* Stated task: In the part of the records that opens with the line containing "798, 549, 807]" and closes with the line containing "764, 443, 771]", switch "temp-min-fill" to "temp-low-fill" and write out only those lines, with everything else left as it is.

Records of where each element appears:

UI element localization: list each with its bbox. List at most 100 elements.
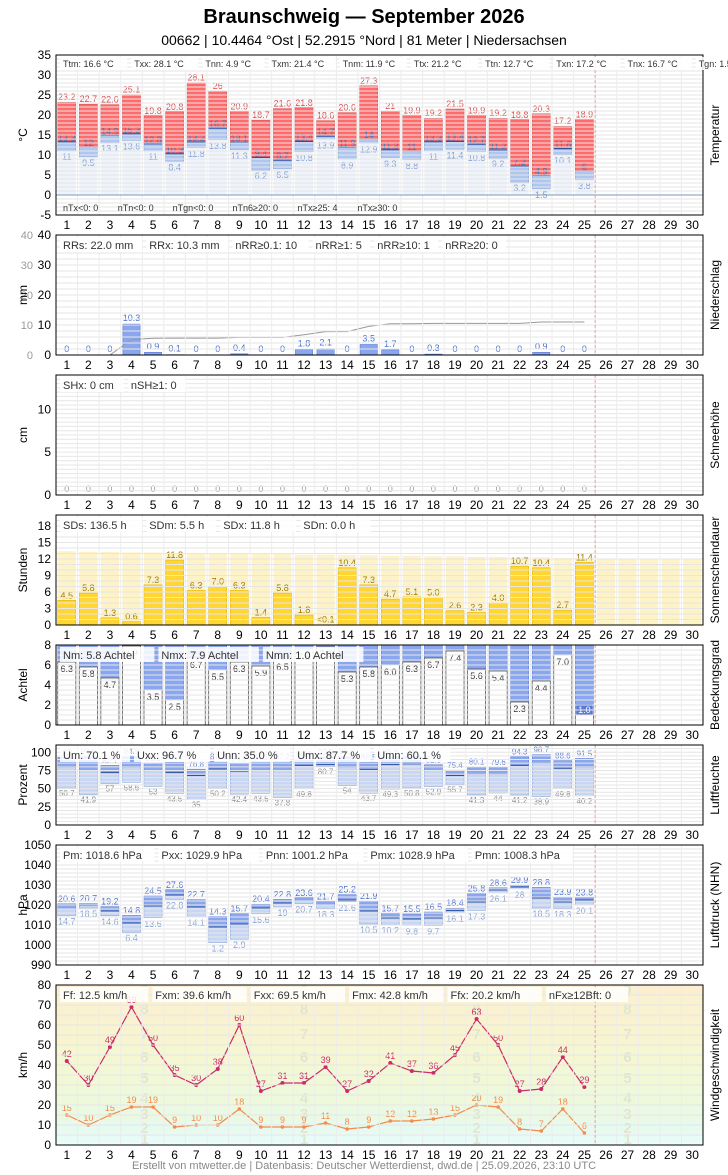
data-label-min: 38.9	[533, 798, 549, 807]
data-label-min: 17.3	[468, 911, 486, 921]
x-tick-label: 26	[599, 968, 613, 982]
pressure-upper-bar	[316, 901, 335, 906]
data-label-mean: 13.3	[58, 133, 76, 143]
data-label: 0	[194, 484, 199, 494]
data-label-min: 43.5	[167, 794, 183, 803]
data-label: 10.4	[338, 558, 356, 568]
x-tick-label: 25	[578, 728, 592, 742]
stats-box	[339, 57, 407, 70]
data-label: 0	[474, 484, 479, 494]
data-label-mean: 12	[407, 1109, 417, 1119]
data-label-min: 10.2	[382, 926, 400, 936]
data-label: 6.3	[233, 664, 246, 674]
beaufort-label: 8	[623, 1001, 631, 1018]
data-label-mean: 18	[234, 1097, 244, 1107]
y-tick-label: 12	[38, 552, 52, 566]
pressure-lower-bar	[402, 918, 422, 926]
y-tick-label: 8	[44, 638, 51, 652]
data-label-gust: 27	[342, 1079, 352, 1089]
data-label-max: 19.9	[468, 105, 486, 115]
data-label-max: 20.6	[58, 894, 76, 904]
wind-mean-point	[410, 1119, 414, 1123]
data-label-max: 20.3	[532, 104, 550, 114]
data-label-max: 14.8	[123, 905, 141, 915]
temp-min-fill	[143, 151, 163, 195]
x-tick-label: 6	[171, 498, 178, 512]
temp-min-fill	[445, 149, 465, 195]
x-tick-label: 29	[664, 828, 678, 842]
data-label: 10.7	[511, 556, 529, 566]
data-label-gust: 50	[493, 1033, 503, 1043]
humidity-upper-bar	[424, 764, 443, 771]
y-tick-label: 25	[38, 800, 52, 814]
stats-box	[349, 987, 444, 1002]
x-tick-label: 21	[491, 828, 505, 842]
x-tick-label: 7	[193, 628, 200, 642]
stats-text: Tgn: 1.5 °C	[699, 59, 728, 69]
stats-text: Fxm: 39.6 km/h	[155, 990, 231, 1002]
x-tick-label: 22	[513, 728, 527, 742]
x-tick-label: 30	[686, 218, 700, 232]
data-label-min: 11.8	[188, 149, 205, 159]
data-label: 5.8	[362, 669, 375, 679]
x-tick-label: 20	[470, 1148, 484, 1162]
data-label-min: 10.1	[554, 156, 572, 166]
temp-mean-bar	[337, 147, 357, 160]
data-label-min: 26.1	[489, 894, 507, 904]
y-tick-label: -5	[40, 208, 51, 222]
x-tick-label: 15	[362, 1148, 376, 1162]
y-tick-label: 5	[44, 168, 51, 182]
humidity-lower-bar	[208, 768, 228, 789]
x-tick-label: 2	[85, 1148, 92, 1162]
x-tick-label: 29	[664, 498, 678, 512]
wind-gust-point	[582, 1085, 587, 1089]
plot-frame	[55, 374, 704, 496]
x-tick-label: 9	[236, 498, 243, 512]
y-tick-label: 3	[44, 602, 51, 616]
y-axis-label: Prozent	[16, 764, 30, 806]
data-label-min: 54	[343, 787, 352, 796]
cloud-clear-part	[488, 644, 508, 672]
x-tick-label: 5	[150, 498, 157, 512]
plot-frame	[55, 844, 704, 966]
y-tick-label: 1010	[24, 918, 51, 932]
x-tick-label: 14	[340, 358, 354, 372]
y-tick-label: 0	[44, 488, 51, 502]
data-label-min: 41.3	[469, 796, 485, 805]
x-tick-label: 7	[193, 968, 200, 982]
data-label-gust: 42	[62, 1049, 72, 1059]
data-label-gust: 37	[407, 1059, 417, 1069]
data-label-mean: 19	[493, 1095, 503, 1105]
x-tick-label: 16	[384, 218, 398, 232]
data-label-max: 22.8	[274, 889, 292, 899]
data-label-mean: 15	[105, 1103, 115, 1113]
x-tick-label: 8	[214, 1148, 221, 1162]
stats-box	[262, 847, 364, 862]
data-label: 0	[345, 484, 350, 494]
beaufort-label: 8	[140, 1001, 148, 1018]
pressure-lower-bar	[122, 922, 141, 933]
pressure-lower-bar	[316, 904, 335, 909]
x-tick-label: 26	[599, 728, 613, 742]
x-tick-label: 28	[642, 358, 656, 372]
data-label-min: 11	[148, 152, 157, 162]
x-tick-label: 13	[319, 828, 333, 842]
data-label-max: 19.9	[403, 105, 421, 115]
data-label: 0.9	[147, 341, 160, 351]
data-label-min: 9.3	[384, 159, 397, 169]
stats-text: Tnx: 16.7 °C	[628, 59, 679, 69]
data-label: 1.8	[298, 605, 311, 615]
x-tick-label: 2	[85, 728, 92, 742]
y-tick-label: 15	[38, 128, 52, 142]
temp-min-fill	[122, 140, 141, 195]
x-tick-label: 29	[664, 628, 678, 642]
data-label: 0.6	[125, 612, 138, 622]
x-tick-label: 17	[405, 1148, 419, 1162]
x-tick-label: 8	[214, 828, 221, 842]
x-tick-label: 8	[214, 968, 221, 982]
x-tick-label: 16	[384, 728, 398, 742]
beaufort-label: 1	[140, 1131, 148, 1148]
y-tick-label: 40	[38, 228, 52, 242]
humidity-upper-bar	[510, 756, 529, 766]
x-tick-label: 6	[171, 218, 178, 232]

--

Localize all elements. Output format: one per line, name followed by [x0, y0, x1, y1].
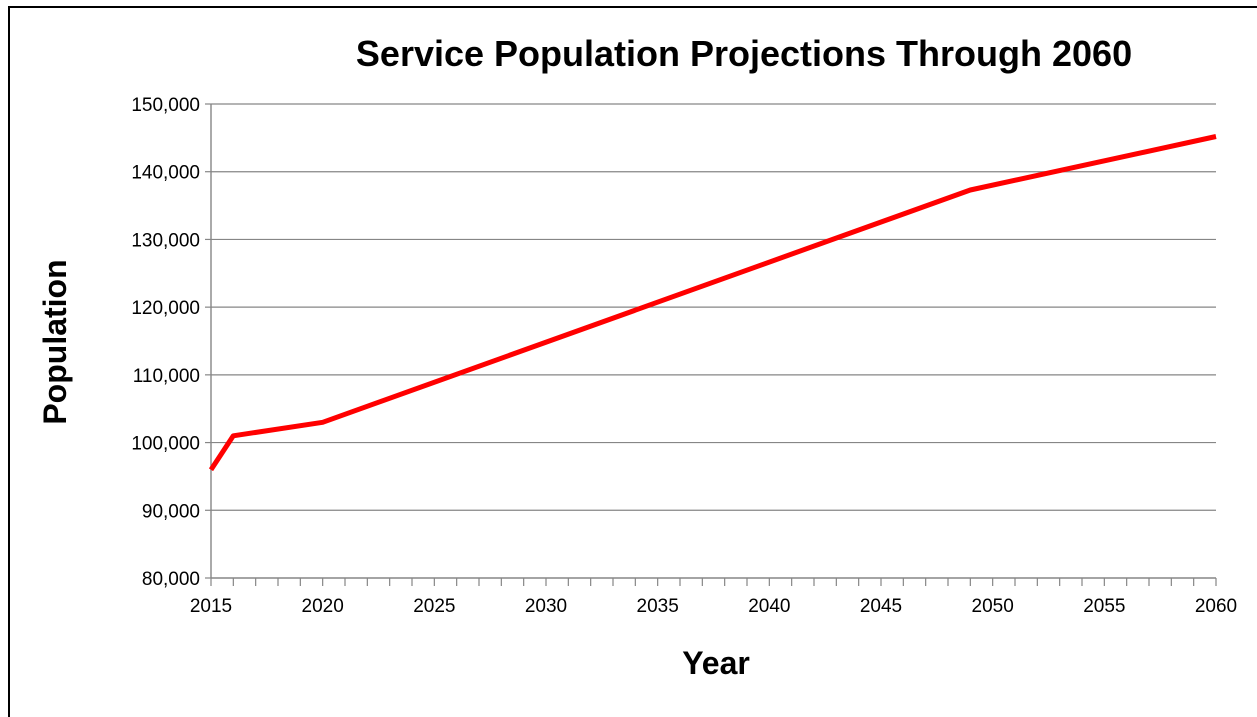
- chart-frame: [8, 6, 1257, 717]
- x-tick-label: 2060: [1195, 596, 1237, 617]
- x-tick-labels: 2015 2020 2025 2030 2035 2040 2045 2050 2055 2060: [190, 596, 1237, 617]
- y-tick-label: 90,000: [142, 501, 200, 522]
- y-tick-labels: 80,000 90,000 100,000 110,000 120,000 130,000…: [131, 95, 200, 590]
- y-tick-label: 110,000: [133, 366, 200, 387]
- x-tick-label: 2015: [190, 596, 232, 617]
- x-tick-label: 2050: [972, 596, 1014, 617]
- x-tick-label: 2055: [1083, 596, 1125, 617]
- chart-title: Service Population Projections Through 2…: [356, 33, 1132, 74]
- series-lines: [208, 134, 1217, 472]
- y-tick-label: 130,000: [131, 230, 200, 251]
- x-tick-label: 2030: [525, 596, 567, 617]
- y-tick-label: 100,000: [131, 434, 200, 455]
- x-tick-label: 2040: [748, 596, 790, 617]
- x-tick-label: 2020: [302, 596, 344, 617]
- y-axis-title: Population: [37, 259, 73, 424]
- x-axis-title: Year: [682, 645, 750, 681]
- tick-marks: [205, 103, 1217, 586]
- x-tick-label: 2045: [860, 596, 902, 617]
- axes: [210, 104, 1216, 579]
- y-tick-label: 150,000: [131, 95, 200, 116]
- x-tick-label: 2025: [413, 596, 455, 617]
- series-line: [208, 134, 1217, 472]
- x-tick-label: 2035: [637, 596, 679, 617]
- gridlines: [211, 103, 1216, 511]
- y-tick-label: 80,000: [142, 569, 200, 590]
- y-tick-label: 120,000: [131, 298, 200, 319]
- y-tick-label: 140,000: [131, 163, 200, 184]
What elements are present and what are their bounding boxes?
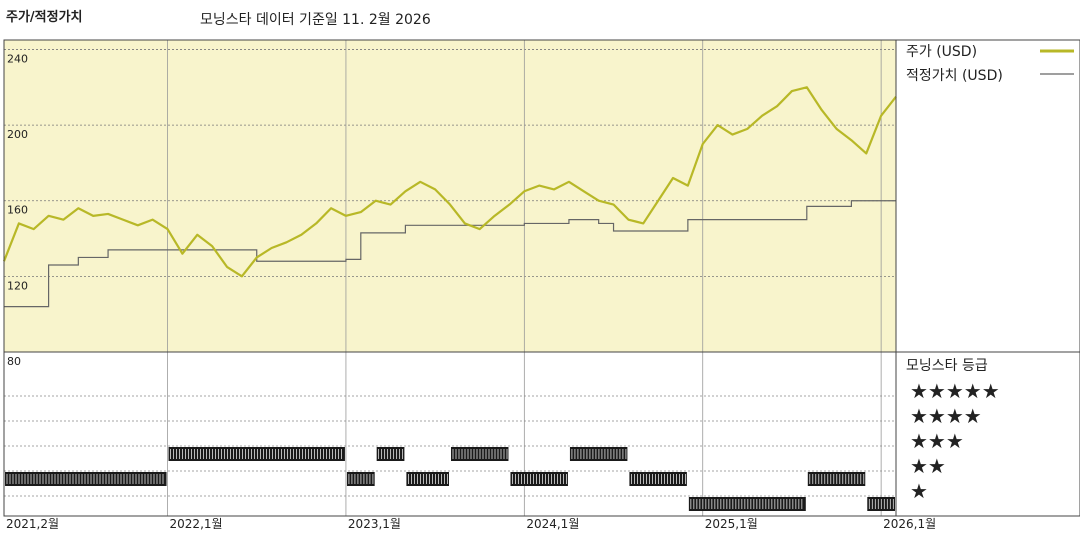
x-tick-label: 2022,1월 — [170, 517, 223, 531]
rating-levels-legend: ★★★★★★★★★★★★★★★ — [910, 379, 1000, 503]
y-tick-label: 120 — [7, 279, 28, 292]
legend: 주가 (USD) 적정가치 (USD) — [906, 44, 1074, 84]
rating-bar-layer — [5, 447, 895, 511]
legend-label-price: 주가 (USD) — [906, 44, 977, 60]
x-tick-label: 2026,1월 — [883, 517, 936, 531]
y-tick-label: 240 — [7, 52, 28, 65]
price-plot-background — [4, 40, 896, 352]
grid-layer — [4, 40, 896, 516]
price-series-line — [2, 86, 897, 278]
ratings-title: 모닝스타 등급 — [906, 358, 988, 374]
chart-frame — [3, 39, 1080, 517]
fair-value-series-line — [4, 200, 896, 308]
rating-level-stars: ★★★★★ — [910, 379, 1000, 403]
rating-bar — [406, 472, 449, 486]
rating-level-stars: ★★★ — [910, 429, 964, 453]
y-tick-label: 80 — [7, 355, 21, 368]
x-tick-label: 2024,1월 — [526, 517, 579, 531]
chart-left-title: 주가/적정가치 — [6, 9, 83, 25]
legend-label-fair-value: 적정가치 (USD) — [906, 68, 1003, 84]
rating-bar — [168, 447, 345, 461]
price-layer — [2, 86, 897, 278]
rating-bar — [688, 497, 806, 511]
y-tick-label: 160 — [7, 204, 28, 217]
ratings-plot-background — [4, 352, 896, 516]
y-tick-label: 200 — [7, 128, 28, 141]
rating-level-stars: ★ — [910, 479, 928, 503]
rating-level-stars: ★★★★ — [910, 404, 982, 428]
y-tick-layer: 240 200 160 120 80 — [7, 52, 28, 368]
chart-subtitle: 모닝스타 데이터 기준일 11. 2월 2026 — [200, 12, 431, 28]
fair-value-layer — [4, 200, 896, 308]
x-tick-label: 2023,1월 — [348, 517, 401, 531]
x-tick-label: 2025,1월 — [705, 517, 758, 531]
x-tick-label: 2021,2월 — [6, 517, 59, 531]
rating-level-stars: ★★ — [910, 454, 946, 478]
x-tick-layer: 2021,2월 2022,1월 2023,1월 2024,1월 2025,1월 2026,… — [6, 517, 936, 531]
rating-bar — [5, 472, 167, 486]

* Solution to this problem:
data-label-min: 38.9	[533, 798, 549, 807]
data-label-min: 17.3	[468, 911, 486, 921]
x-tick-label: 26	[599, 968, 613, 982]
pressure-upper-bar	[316, 901, 335, 906]
data-label-mean: 13.3	[58, 133, 76, 143]
data-label: 0	[194, 484, 199, 494]
data-label-min: 43.5	[167, 794, 183, 803]
data-label: 10.4	[338, 558, 356, 568]
x-tick-label: 25	[578, 728, 592, 742]
stats-box	[339, 57, 407, 70]
data-label: 0	[474, 484, 479, 494]
data-label-mean: 12	[407, 1109, 417, 1119]
data-label-min: 10.2	[382, 926, 400, 936]
data-label: 6.3	[233, 664, 246, 674]
beaufort-label: 8	[623, 1001, 631, 1018]
data-label-mean: 18	[234, 1097, 244, 1107]
y-tick-label: 12	[38, 552, 52, 566]
pressure-lower-bar	[402, 918, 422, 926]
y-tick-label: 8	[44, 638, 51, 652]
data-label-gust: 27	[342, 1079, 352, 1089]
data-label-max: 19.9	[468, 105, 486, 115]
data-label-max: 20.6	[58, 894, 76, 904]
wind-mean-point	[410, 1119, 414, 1123]
data-label-max: 20.3	[532, 104, 550, 114]
data-label-max: 14.8	[123, 905, 141, 915]
temp-low-fill	[143, 151, 163, 195]
x-tick-label: 6	[171, 498, 178, 512]
temp-low-fill	[445, 149, 465, 195]
x-tick-label: 29	[664, 828, 678, 842]
data-label: 10.7	[511, 556, 529, 566]
data-label-gust: 50	[493, 1033, 503, 1043]
humidity-upper-bar	[424, 764, 443, 771]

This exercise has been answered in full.